Part of a data file -
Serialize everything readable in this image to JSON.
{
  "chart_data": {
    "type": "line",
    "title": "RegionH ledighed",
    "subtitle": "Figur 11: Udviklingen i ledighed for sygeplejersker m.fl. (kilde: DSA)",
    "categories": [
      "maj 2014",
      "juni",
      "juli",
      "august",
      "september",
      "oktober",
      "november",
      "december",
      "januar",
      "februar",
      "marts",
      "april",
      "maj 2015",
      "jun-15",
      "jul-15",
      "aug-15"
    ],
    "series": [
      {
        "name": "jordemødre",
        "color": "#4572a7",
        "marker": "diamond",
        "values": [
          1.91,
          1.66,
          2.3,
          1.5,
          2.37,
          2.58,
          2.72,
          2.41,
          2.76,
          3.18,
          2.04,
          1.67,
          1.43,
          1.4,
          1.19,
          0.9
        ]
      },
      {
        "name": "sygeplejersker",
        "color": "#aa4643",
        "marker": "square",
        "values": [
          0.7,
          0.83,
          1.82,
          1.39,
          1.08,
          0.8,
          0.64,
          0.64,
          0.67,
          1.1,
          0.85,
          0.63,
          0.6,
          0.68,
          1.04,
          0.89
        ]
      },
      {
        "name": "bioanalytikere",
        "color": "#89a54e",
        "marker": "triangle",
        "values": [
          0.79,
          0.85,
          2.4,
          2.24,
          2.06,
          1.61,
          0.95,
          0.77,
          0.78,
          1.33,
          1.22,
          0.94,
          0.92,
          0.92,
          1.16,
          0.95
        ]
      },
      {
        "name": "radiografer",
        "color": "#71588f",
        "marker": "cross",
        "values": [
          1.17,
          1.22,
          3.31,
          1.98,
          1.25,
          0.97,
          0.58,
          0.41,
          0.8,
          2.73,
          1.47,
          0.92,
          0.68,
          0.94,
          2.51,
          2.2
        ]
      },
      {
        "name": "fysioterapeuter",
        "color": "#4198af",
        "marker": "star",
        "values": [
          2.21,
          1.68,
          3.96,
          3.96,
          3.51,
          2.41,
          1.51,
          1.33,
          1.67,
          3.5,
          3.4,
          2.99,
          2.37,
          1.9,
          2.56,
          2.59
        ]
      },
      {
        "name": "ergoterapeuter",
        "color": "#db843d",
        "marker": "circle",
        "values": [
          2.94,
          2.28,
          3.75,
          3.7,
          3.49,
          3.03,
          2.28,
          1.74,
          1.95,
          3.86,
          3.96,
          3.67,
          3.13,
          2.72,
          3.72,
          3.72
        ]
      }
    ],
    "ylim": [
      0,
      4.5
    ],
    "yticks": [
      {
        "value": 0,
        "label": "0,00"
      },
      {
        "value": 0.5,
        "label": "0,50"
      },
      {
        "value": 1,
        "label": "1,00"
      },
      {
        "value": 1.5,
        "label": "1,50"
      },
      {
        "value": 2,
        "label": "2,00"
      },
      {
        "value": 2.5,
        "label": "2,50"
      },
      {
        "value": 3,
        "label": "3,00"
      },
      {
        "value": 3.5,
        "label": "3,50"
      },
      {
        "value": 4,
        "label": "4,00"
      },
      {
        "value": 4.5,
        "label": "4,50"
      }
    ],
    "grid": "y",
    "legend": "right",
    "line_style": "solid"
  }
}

Problem to work on - Among the lines of the data, identify those with the word "ledighed". Copy each of them.

Output for this exercise -
    "title": "RegionH ledighed",
    "subtitle": "Figur 11: Udviklingen i ledighed for sygeplejersker m.fl. (kilde: DSA)",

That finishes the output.